(Chart and figure data)
-.-.-
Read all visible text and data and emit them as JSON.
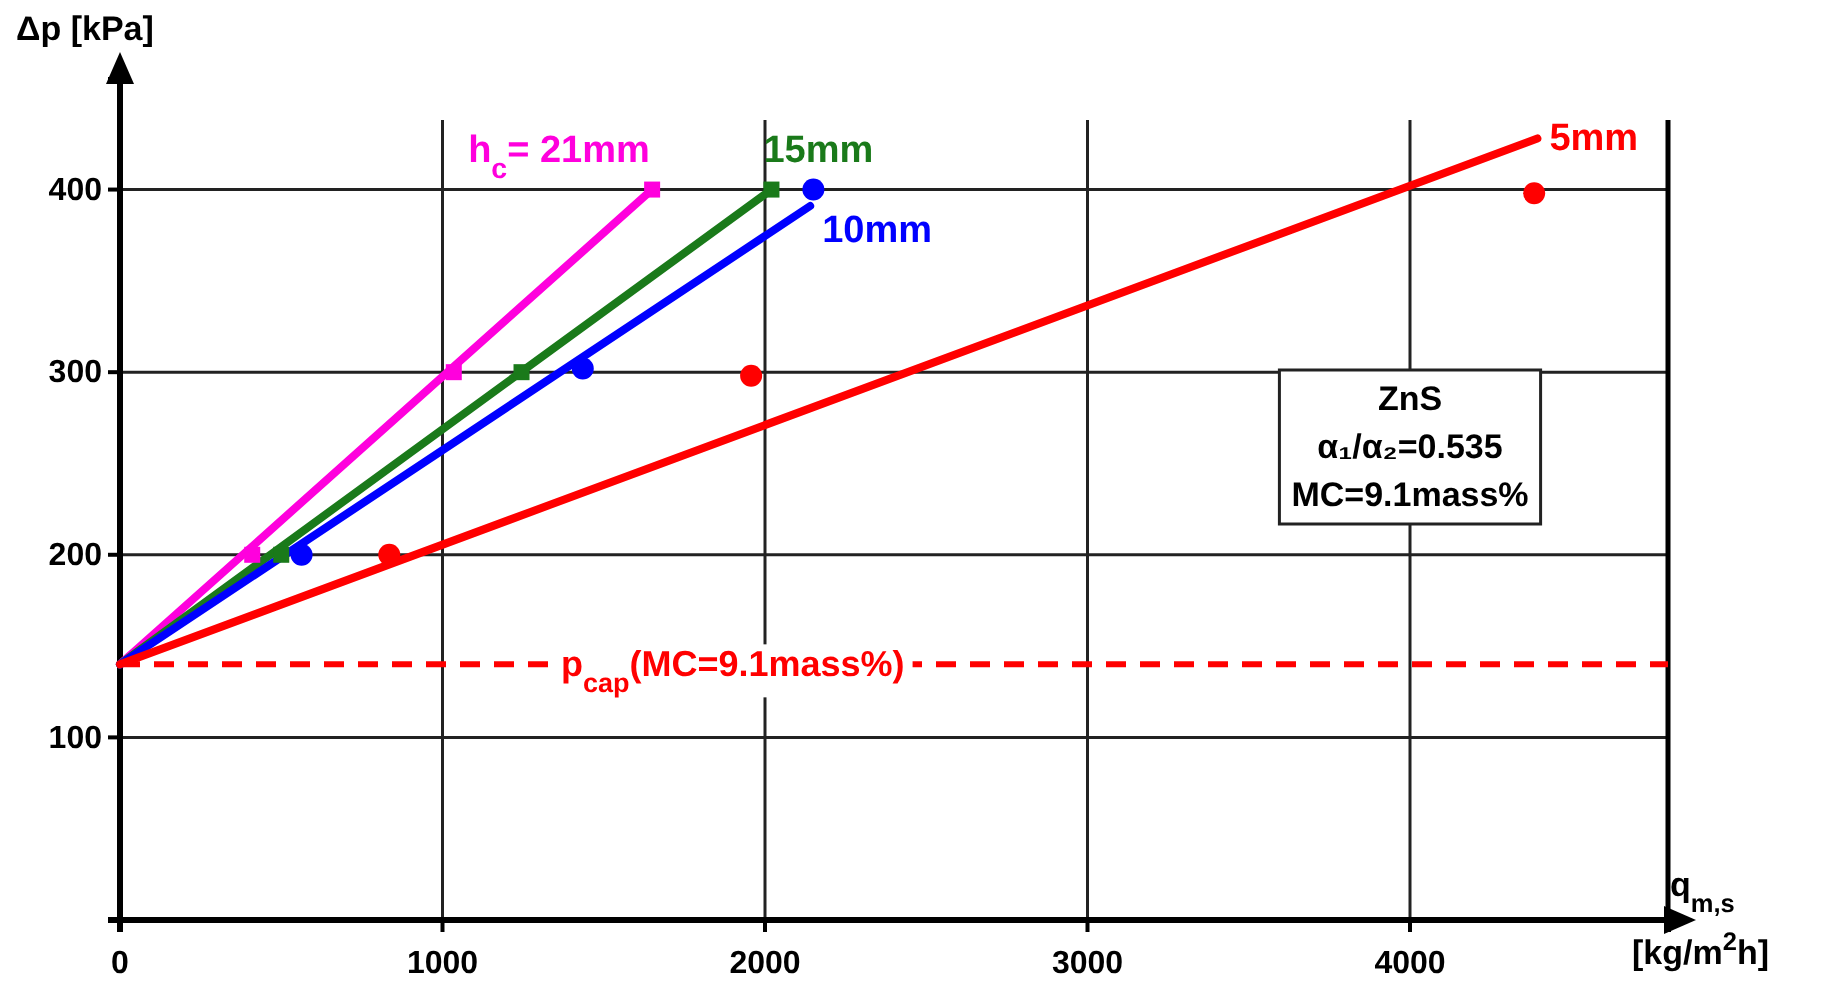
{
  "chart_data": {
    "type": "line",
    "xlabel": "q$_{m,s}$ [kg/m$^{2}$h]",
    "ylabel": "Δp [kPa]",
    "xlim": [
      0,
      4800
    ],
    "ylim": [
      0,
      460
    ],
    "xticks": [
      0,
      1000,
      2000,
      3000,
      4000
    ],
    "yticks": [
      100,
      200,
      300,
      400
    ],
    "grid": true,
    "series": [
      {
        "name": "h$_{c}$= 21mm",
        "color": "#ff00dd",
        "x": [
          0,
          1650
        ],
        "values": [
          140,
          400
        ]
      },
      {
        "type": "scatter",
        "color": "#ff00dd",
        "marker": "square",
        "x": [
          410,
          1035,
          1650
        ],
        "values": [
          200,
          300,
          400
        ]
      },
      {
        "name": "15mm",
        "color": "#1a7a1a",
        "x": [
          0,
          2020
        ],
        "values": [
          140,
          400
        ]
      },
      {
        "type": "scatter",
        "color": "#1a7a1a",
        "marker": "square",
        "x": [
          500,
          1245,
          2020
        ],
        "values": [
          200,
          300,
          400
        ]
      },
      {
        "name": "10mm",
        "color": "#0000ff",
        "x": [
          0,
          2140
        ],
        "values": [
          140,
          391
        ]
      },
      {
        "type": "scatter",
        "color": "#0000ff",
        "marker": "circle",
        "x": [
          563,
          1435,
          2150
        ],
        "values": [
          200,
          302,
          400
        ]
      },
      {
        "name": "5mm",
        "color": "#ff0000",
        "x": [
          0,
          4395
        ],
        "values": [
          140,
          428
        ]
      },
      {
        "type": "scatter",
        "color": "#ff0000",
        "marker": "circle",
        "x": [
          835,
          1957,
          4385
        ],
        "values": [
          200,
          298,
          398
        ]
      }
    ],
    "ref_lines": [
      {
        "axis": "y",
        "value": 140,
        "color": "#ff0000",
        "line_style": "dashed"
      }
    ],
    "annotations": [
      {
        "text": "p$_{cap}$(MC=9.1mass%)",
        "x": 1900,
        "y": 140
      },
      "ZnS",
      "α₁/α₂=0.535",
      "MC=9.1mass%"
    ]
  }
}
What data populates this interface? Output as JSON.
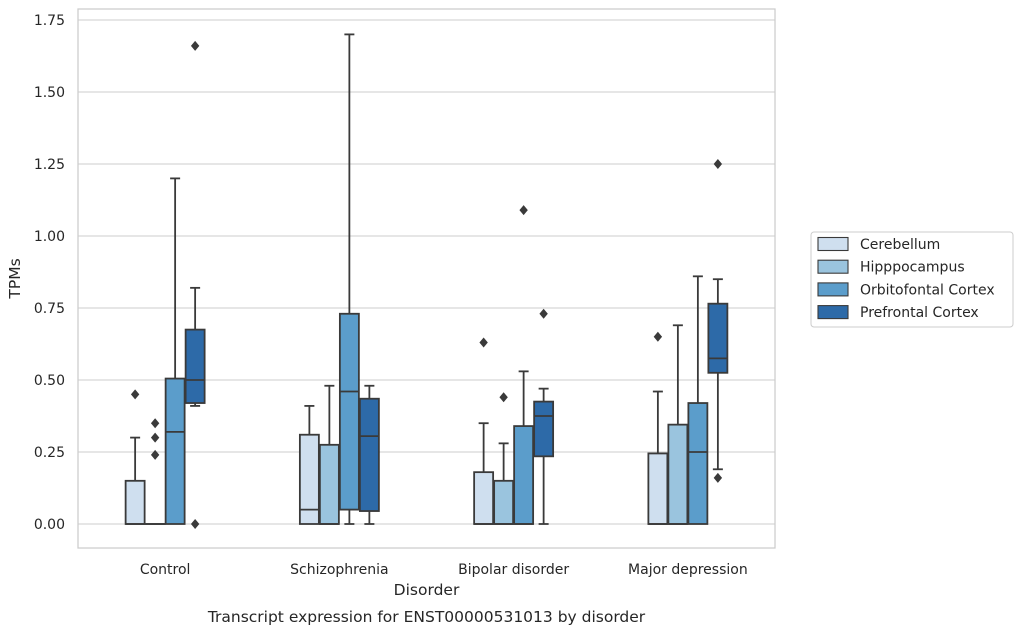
{
  "chart_data": {
    "type": "box",
    "title": "Transcript expression for ENST00000531013 by disorder",
    "xlabel": "Disorder",
    "ylabel": "TPMs",
    "ylim": [
      -0.08,
      1.78
    ],
    "yticks": [
      0.0,
      0.25,
      0.5,
      0.75,
      1.0,
      1.25,
      1.5,
      1.75
    ],
    "ytick_labels": [
      "0.00",
      "0.25",
      "0.50",
      "0.75",
      "1.00",
      "1.25",
      "1.50",
      "1.75"
    ],
    "grid": true,
    "legend_position": "right",
    "categories": [
      "Control",
      "Schizophrenia",
      "Bipolar disorder",
      "Major depression"
    ],
    "series": [
      {
        "name": "Cerebellum",
        "color": "#cfdfef",
        "boxes": [
          {
            "whislo": 0.0,
            "q1": 0.0,
            "med": 0.0,
            "q3": 0.15,
            "whishi": 0.3,
            "fliers": [
              0.45
            ]
          },
          {
            "whislo": 0.0,
            "q1": 0.0,
            "med": 0.05,
            "q3": 0.31,
            "whishi": 0.41,
            "fliers": []
          },
          {
            "whislo": 0.0,
            "q1": 0.0,
            "med": 0.0,
            "q3": 0.18,
            "whishi": 0.35,
            "fliers": [
              0.63
            ]
          },
          {
            "whislo": 0.0,
            "q1": 0.0,
            "med": 0.0,
            "q3": 0.245,
            "whishi": 0.46,
            "fliers": [
              0.65
            ]
          }
        ]
      },
      {
        "name": "Hipppocampus",
        "color": "#9ac4de",
        "boxes": [
          {
            "whislo": 0.0,
            "q1": 0.0,
            "med": 0.0,
            "q3": 0.0,
            "whishi": 0.0,
            "fliers": [
              0.24,
              0.3,
              0.35
            ]
          },
          {
            "whislo": 0.0,
            "q1": 0.0,
            "med": 0.0,
            "q3": 0.275,
            "whishi": 0.48,
            "fliers": []
          },
          {
            "whislo": 0.0,
            "q1": 0.0,
            "med": 0.0,
            "q3": 0.15,
            "whishi": 0.28,
            "fliers": [
              0.44
            ]
          },
          {
            "whislo": 0.0,
            "q1": 0.0,
            "med": 0.0,
            "q3": 0.345,
            "whishi": 0.69,
            "fliers": []
          }
        ]
      },
      {
        "name": "Orbitofontal Cortex",
        "color": "#5b9dcb",
        "boxes": [
          {
            "whislo": 0.0,
            "q1": 0.0,
            "med": 0.32,
            "q3": 0.505,
            "whishi": 1.2,
            "fliers": []
          },
          {
            "whislo": 0.0,
            "q1": 0.05,
            "med": 0.46,
            "q3": 0.73,
            "whishi": 1.7,
            "fliers": []
          },
          {
            "whislo": 0.0,
            "q1": 0.0,
            "med": 0.0,
            "q3": 0.34,
            "whishi": 0.53,
            "fliers": [
              1.09
            ]
          },
          {
            "whislo": 0.0,
            "q1": 0.0,
            "med": 0.25,
            "q3": 0.42,
            "whishi": 0.86,
            "fliers": []
          }
        ]
      },
      {
        "name": "Prefrontal Cortex",
        "color": "#2d6aa8",
        "boxes": [
          {
            "whislo": 0.41,
            "q1": 0.42,
            "med": 0.5,
            "q3": 0.675,
            "whishi": 0.82,
            "fliers": [
              0.0,
              1.66
            ]
          },
          {
            "whislo": 0.0,
            "q1": 0.045,
            "med": 0.305,
            "q3": 0.435,
            "whishi": 0.48,
            "fliers": []
          },
          {
            "whislo": 0.0,
            "q1": 0.235,
            "med": 0.375,
            "q3": 0.425,
            "whishi": 0.47,
            "fliers": [
              0.73
            ]
          },
          {
            "whislo": 0.19,
            "q1": 0.525,
            "med": 0.575,
            "q3": 0.765,
            "whishi": 0.85,
            "fliers": [
              0.16,
              1.25
            ]
          }
        ]
      }
    ]
  }
}
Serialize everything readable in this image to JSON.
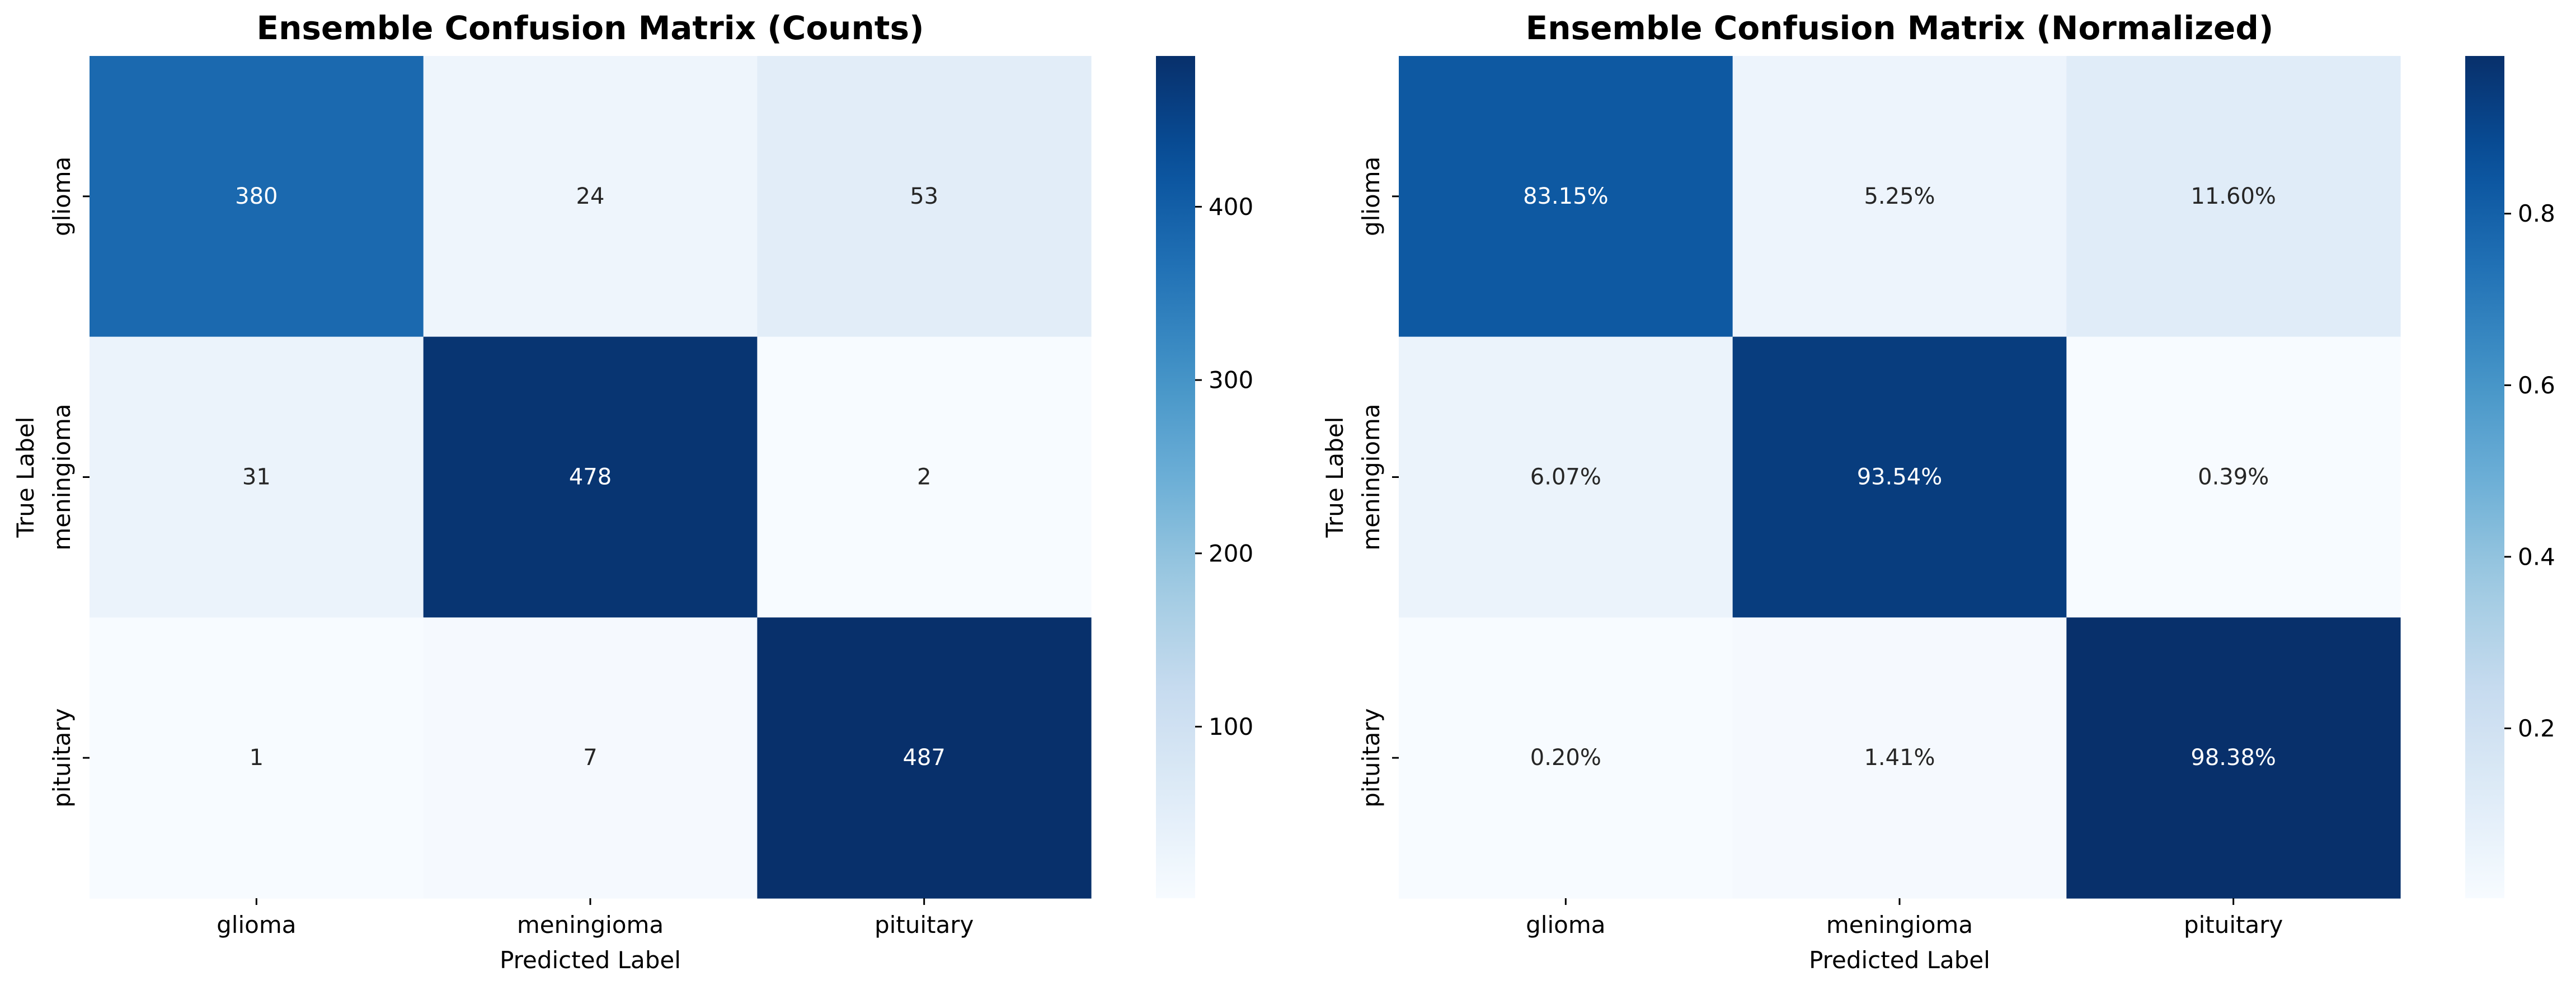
{
  "colors": {
    "colormap": "Blues",
    "ramp": [
      "#f7fbff",
      "#deebf7",
      "#c6dbef",
      "#9ecae1",
      "#6baed6",
      "#4292c6",
      "#2171b5",
      "#08519c",
      "#08306b"
    ],
    "text_dark": "#262626",
    "text_light": "#ffffff"
  },
  "chart_data": [
    {
      "type": "heatmap",
      "title": "Ensemble Confusion Matrix (Counts)",
      "xlabel": "Predicted Label",
      "ylabel": "True Label",
      "x_categories": [
        "glioma",
        "meningioma",
        "pituitary"
      ],
      "y_categories": [
        "glioma",
        "meningioma",
        "pituitary"
      ],
      "values": [
        [
          380,
          24,
          53
        ],
        [
          31,
          478,
          2
        ],
        [
          1,
          7,
          487
        ]
      ],
      "cell_labels": [
        [
          "380",
          "24",
          "53"
        ],
        [
          "31",
          "478",
          "2"
        ],
        [
          "1",
          "7",
          "487"
        ]
      ],
      "color_range": [
        1,
        487
      ],
      "colorbar": {
        "ticks": [
          100,
          200,
          300,
          400
        ],
        "tick_labels": [
          "100",
          "200",
          "300",
          "400"
        ]
      }
    },
    {
      "type": "heatmap",
      "title": "Ensemble Confusion Matrix (Normalized)",
      "xlabel": "Predicted Label",
      "ylabel": "True Label",
      "x_categories": [
        "glioma",
        "meningioma",
        "pituitary"
      ],
      "y_categories": [
        "glioma",
        "meningioma",
        "pituitary"
      ],
      "values": [
        [
          0.8315,
          0.0525,
          0.116
        ],
        [
          0.0607,
          0.9354,
          0.0039
        ],
        [
          0.002,
          0.0141,
          0.9838
        ]
      ],
      "cell_labels": [
        [
          "83.15%",
          "5.25%",
          "11.60%"
        ],
        [
          "6.07%",
          "93.54%",
          "0.39%"
        ],
        [
          "0.20%",
          "1.41%",
          "98.38%"
        ]
      ],
      "color_range": [
        0.002,
        0.9838
      ],
      "colorbar": {
        "ticks": [
          0.2,
          0.4,
          0.6,
          0.8
        ],
        "tick_labels": [
          "0.2",
          "0.4",
          "0.6",
          "0.8"
        ]
      }
    }
  ]
}
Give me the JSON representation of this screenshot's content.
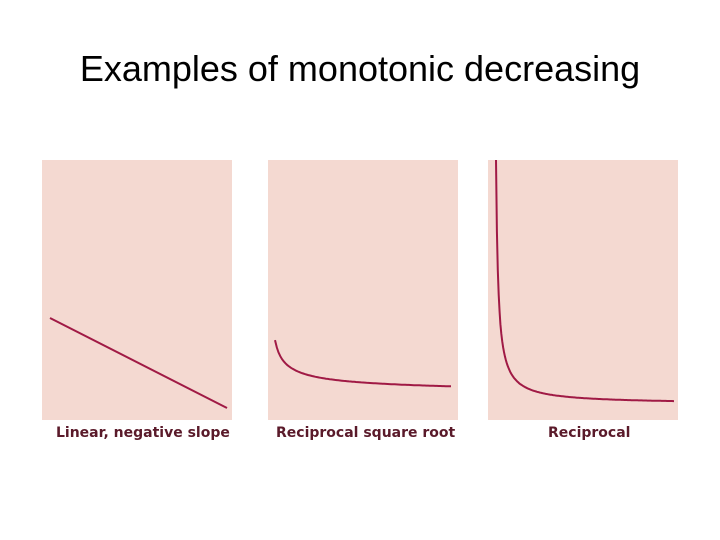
{
  "slide": {
    "title": "Examples of monotonic decreasing"
  },
  "colors": {
    "panel_background": "#f4d9d1",
    "curve": "#a01a45",
    "caption": "#5a1a2a"
  },
  "chart_data": [
    {
      "type": "line",
      "title": "Linear, negative slope",
      "grid": false,
      "axes_visible": false,
      "function": "y = a - b*x",
      "series": [
        {
          "x": [
            0,
            1
          ],
          "values": [
            0.42,
            0.05
          ]
        }
      ]
    },
    {
      "type": "line",
      "title": "Reciprocal square root",
      "grid": false,
      "axes_visible": false,
      "function": "y = 1/sqrt(x)",
      "series": [
        {
          "x": [
            0.03,
            0.05,
            0.08,
            0.12,
            0.2,
            0.35,
            0.6,
            1.0
          ],
          "values": [
            0.38,
            0.22,
            0.16,
            0.13,
            0.1,
            0.08,
            0.07,
            0.065
          ]
        }
      ]
    },
    {
      "type": "line",
      "title": "Reciprocal",
      "grid": false,
      "axes_visible": false,
      "function": "y = 1/x",
      "series": [
        {
          "x": [
            0.02,
            0.04,
            0.07,
            0.1,
            0.15,
            0.25,
            0.4,
            0.7,
            1.0
          ],
          "values": [
            1.0,
            0.62,
            0.35,
            0.22,
            0.14,
            0.1,
            0.08,
            0.07,
            0.065
          ]
        }
      ]
    }
  ]
}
-.-.-
Pick out the lines that have the word "name". Copy them all.

        "name": "h$_{c}$= 21mm",
        "name": "15mm",
        "name": "10mm",
        "name": "5mm",
        "name": "Cerebellum",
        "name": "Hipppocampus",
        "name": "Orbitofontal Cortex",
        "name": "Prefrontal Cortex",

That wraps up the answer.